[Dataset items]
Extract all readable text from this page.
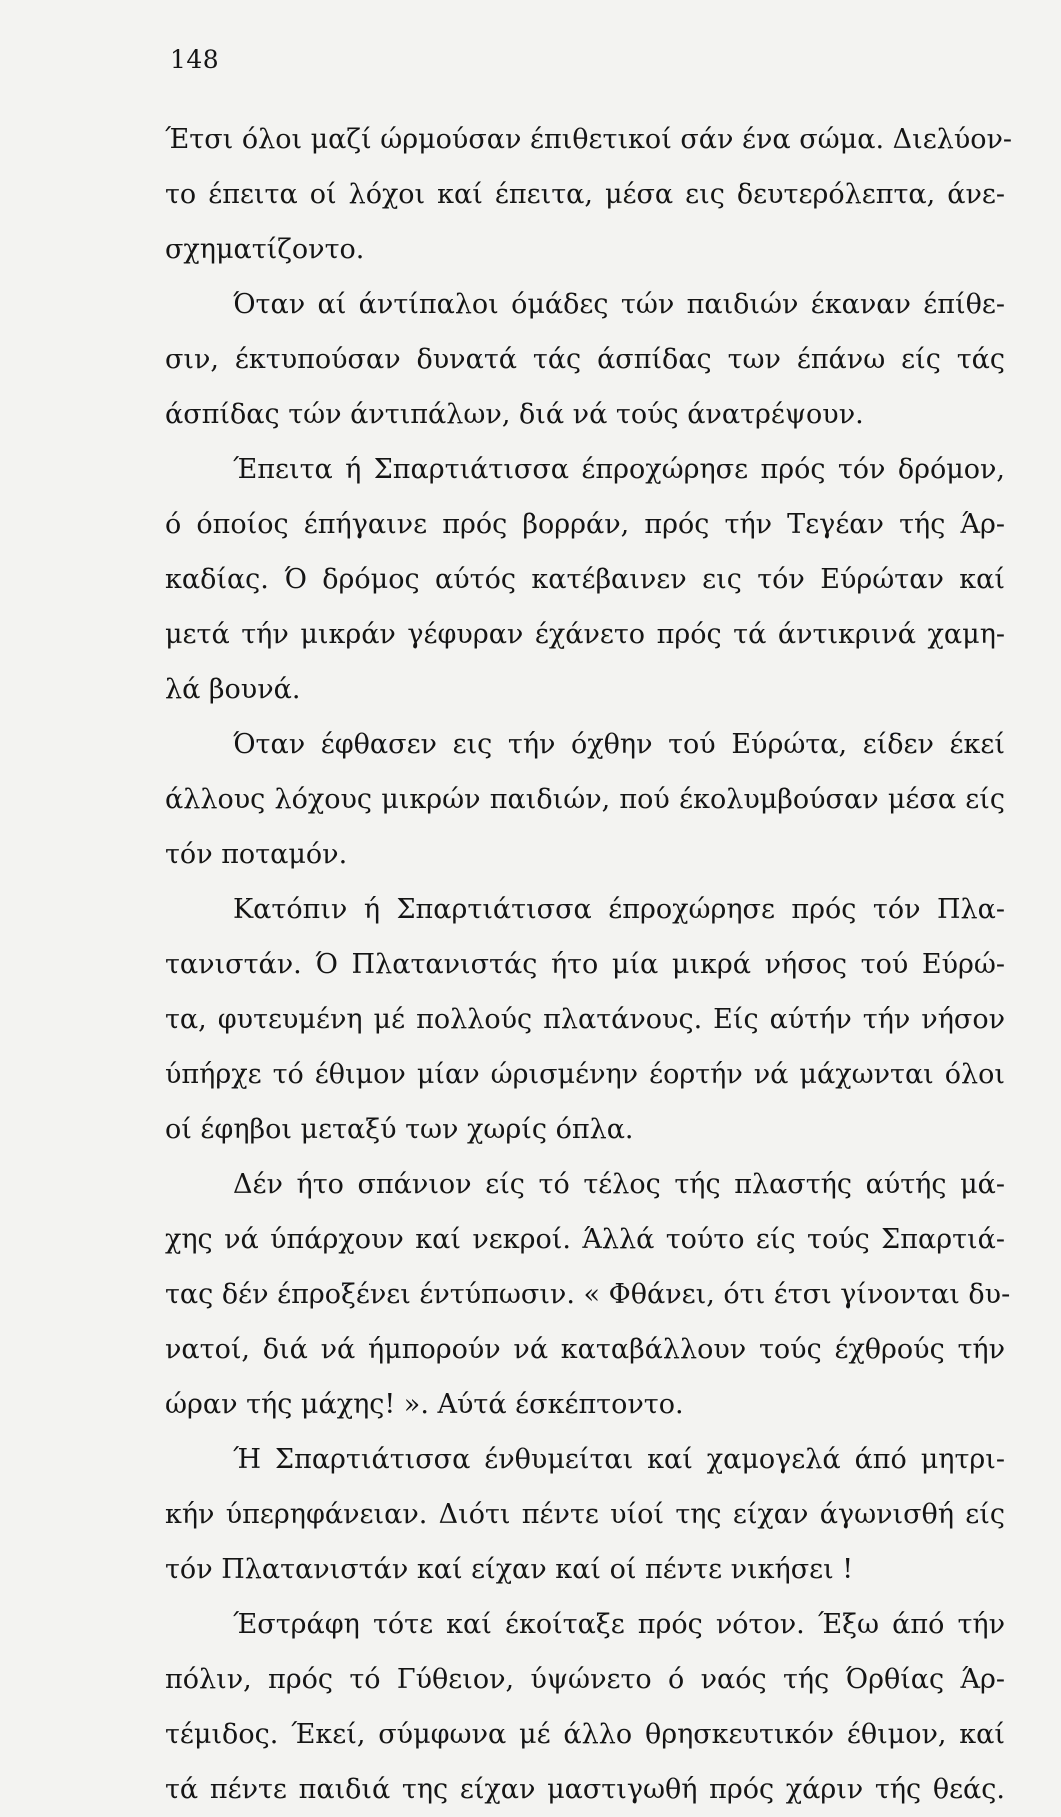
148
Έτσι όλοι μαζί ώρμούσαν έπιθετικοί σάν ένα σώμα. Διελύον-
το έπειτα οί λόχοι καί έπειτα, μέσα εις δευτερόλεπτα, άνε-
σχηματίζοντο.
Όταν αί άντίπαλοι όμάδες τών παιδιών έκαναν έπίθε-
σιν, έκτυπούσαν δυνατά τάς άσπίδας των έπάνω είς τάς
άσπίδας τών άντιπάλων, διά νά τούς άνατρέψουν.
Έπειτα ή Σπαρτιάτισσα έπροχώρησε πρός τόν δρόμον,
ό όποίος έπήγαινε πρός βορράν, πρός τήν Τεγέαν τής Άρ-
καδίας. Ό δρόμος αύτός κατέβαινεν εις τόν Εύρώταν καί
μετά τήν μικράν γέφυραν έχάνετο πρός τά άντικρινά χαμη-
λά βουνά.
Όταν έφθασεν εις τήν όχθην τού Εύρώτα, είδεν έκεί
άλλους λόχους μικρών παιδιών, πού έκολυμβούσαν μέσα είς
τόν ποταμόν.
Κατόπιν ή Σπαρτιάτισσα έπροχώρησε πρός τόν Πλα-
τανιστάν. Ό Πλατανιστάς ήτο μία μικρά νήσος τού Εύρώ-
τα, φυτευμένη μέ πολλούς πλατάνους. Είς αύτήν τήν νήσον
ύπήρχε τό έθιμον μίαν ώρισμένην έορτήν νά μάχωνται όλοι
οί έφηβοι μεταξύ των χωρίς όπλα.
Δέν ήτο σπάνιον είς τό τέλος τής πλαστής αύτής μά-
χης νά ύπάρχουν καί νεκροί. Άλλά τούτο είς τούς Σπαρτιά-
τας δέν έπροξένει έντύπωσιν. « Φθάνει, ότι έτσι γίνονται δυ-
νατοί, διά νά ήμπορούν νά καταβάλλουν τούς έχθρούς τήν
ώραν τής μάχης! ». Αύτά έσκέπτοντο.
Ή Σπαρτιάτισσα ένθυμείται καί χαμογελά άπό μητρι-
κήν ύπερηφάνειαν. Διότι πέντε υίοί της είχαν άγωνισθή είς
τόν Πλατανιστάν καί είχαν καί οί πέντε νικήσει !
Έστράφη τότε καί έκοίταξε πρός νότον. Έξω άπό τήν
πόλιν, πρός τό Γύθειον, ύψώνετο ό ναός τής Όρθίας Άρ-
τέμιδος. Έκεί, σύμφωνα μέ άλλο θρησκευτικόν έθιμον, καί
τά πέντε παιδιά της είχαν μαστιγωθή πρός χάριν τής θεάς.
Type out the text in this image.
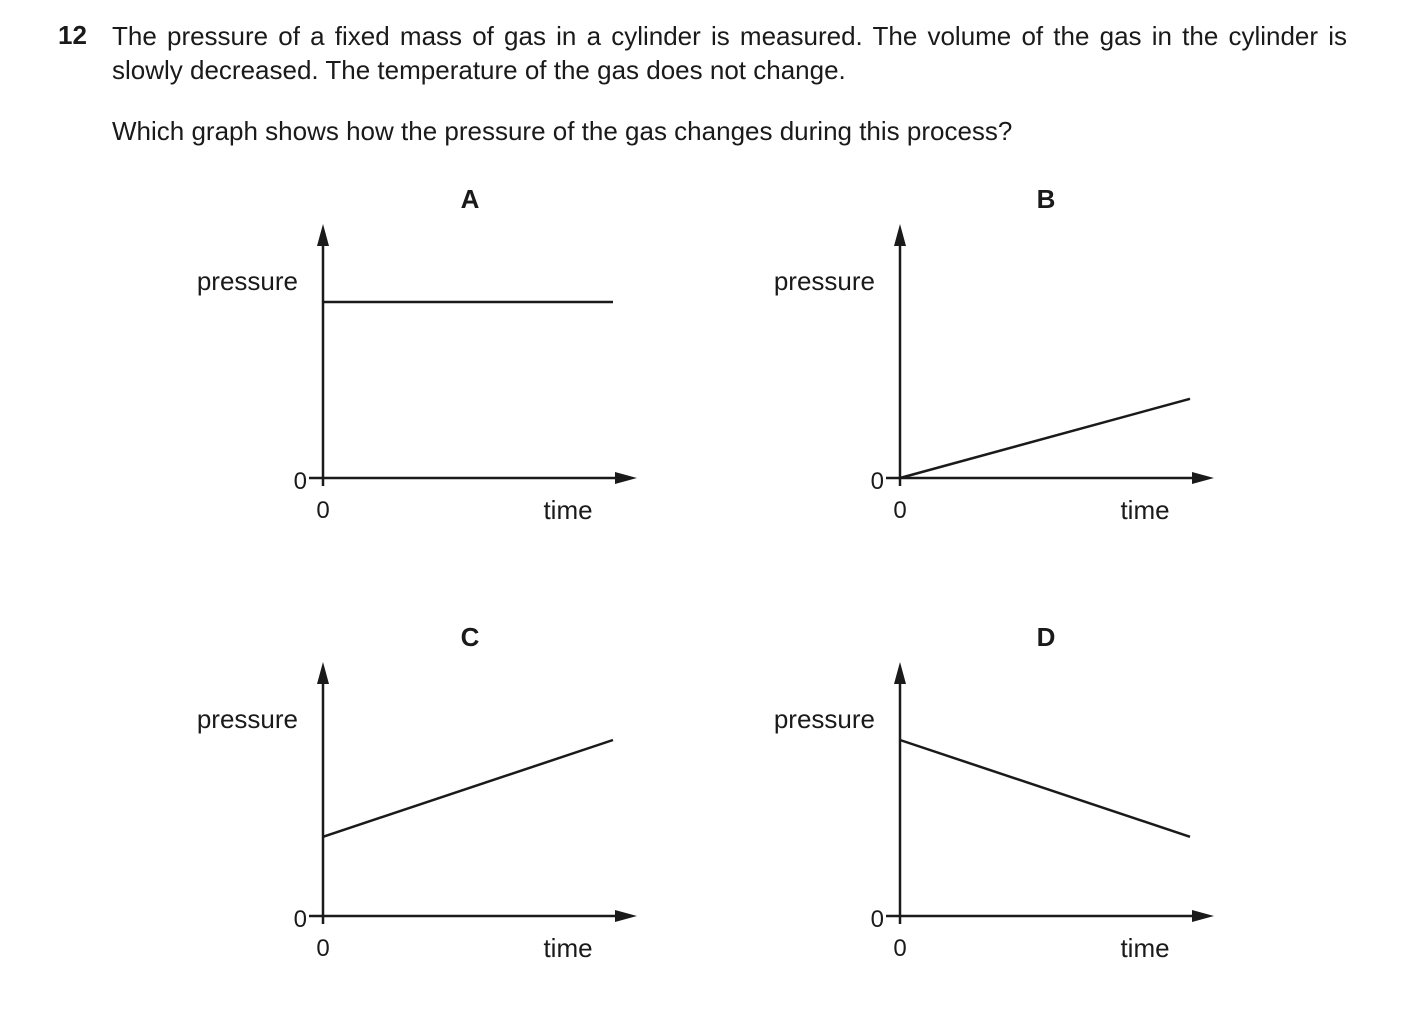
12 The pressure of a fixed mass of gas in a cylinder is measured. The volume of the gas in the cylinder is slowly decreased. The temperature of the gas does not change.
Which graph shows how the pressure of the gas changes during this process?
A
0
0
pressure
time
B
0
0
pressure
time
C
0
0
pressure
time
D
0
0
pressure
time
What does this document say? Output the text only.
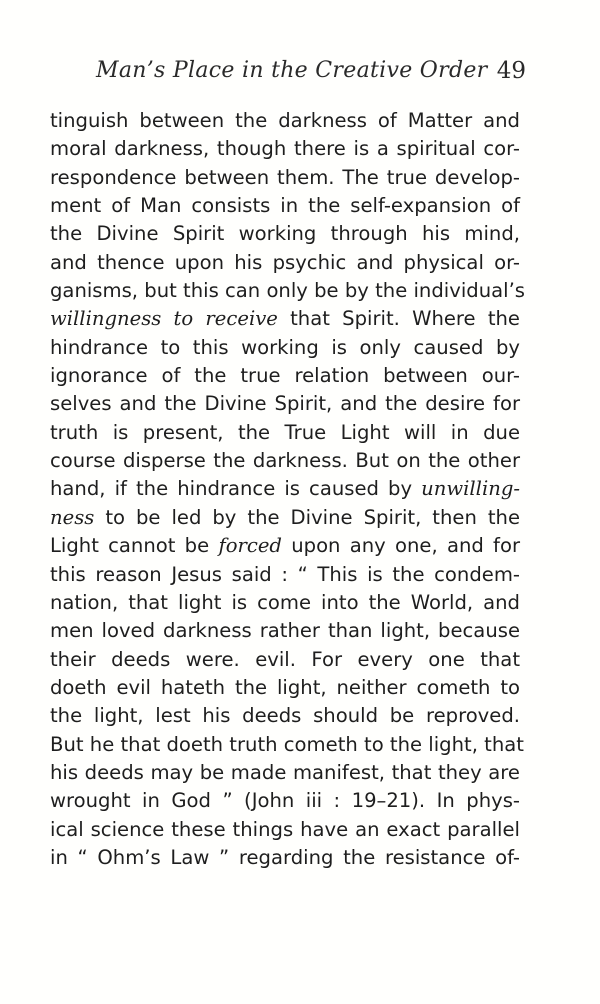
Man’s Place in the Creative Order 49
tinguish between the darkness of Matter and
moral darkness, though there is a spiritual cor-
respondence between them. The true develop-
ment of Man consists in the self-expansion of
the Divine Spirit working through his mind,
and thence upon his psychic and physical or-
ganisms, but this can only be by the individual’s
willingness to receive that Spirit. Where the
hindrance to this working is only caused by
ignorance of the true relation between our-
selves and the Divine Spirit, and the desire for
truth is present, the True Light will in due
course disperse the darkness. But on the other
hand, if the hindrance is caused by unwilling-
ness to be led by the Divine Spirit, then the
Light cannot be forced upon any one, and for
this reason Jesus said : “ This is the condem-
nation, that light is come into the World, and
men loved darkness rather than light, because
their deeds were. evil. For every one that
doeth evil hateth the light, neither cometh to
the light, lest his deeds should be reproved.
But he that doeth truth cometh to the light, that
his deeds may be made manifest, that they are
wrought in God ” (John iii : 19–21). In phys-
ical science these things have an exact parallel
in “ Ohm’s Law ” regarding the resistance of-
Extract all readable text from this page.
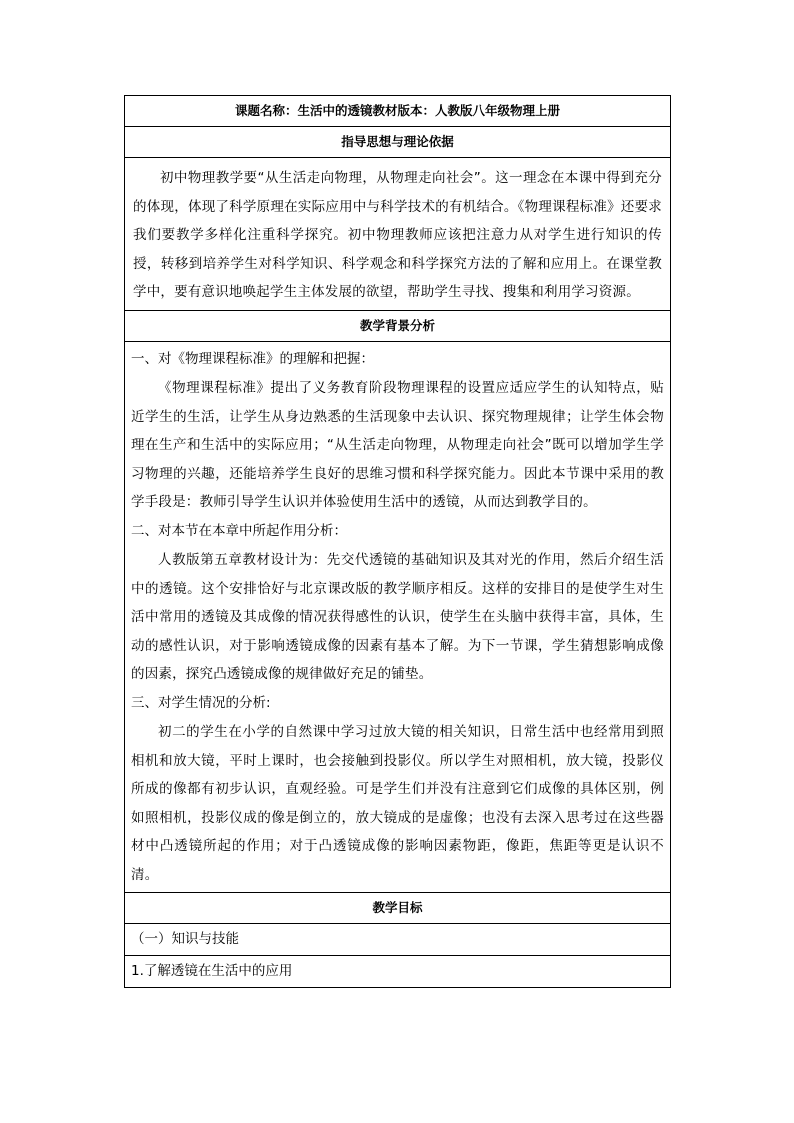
课题名称：生活中的透镜教材版本：人教版八年级物理上册
指导思想与理论依据

初中物理教学要“从生活走向物理，从物理走向社会”。这一理念在本课中得到充分的体现，体现了科学原理在实际应用中与科学技术的有机结合。《物理课程标准》还要求我们要教学多样化注重科学探究。初中物理教师应该把注意力从对学生进行知识的传授，转移到培养学生对科学知识、科学观念和科学探究方法的了解和应用上。在课堂教学中，要有意识地唤起学生主体发展的欲望，帮助学生寻找、搜集和利用学习资源。

教学背景分析

一、对《物理课程标准》的理解和把握：

《物理课程标准》提出了义务教育阶段物理课程的设置应适应学生的认知特点，贴近学生的生活，让学生从身边熟悉的生活现象中去认识、探究物理规律；让学生体会物理在生产和生活中的实际应用；“从生活走向物理，从物理走向社会”既可以增加学生学习物理的兴趣，还能培养学生良好的思维习惯和科学探究能力。因此本节课中采用的教学手段是：教师引导学生认识并体验使用生活中的透镜，从而达到教学目的。

二、对本节在本章中所起作用分析：

人教版第五章教材设计为：先交代透镜的基础知识及其对光的作用，然后介绍生活中的透镜。这个安排恰好与北京课改版的教学顺序相反。这样的安排目的是使学生对生活中常用的透镜及其成像的情况获得感性的认识，使学生在头脑中获得丰富，具体，生动的感性认识，对于影响透镜成像的因素有基本了解。为下一节课，学生猜想影响成像的因素，探究凸透镜成像的规律做好充足的铺垫。

三、对学生情况的分析:

初二的学生在小学的自然课中学习过放大镜的相关知识，日常生活中也经常用到照相机和放大镜，平时上课时，也会接触到投影仪。所以学生对照相机，放大镜，投影仪所成的像都有初步认识，直观经验。可是学生们并没有注意到它们成像的具体区别，例如照相机，投影仪成的像是倒立的，放大镜成的是虚像；也没有去深入思考过在这些器材中凸透镜所起的作用；对于凸透镜成像的影响因素物距，像距，焦距等更是认识不清。

教学目标
（一）知识与技能
1.了解透镜在生活中的应用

__Problem__
Search the data above for the string "caused" and return every line that has it.

__Written solution__
hindrance to this working is only caused by
hand, if the hindrance is caused by unwilling-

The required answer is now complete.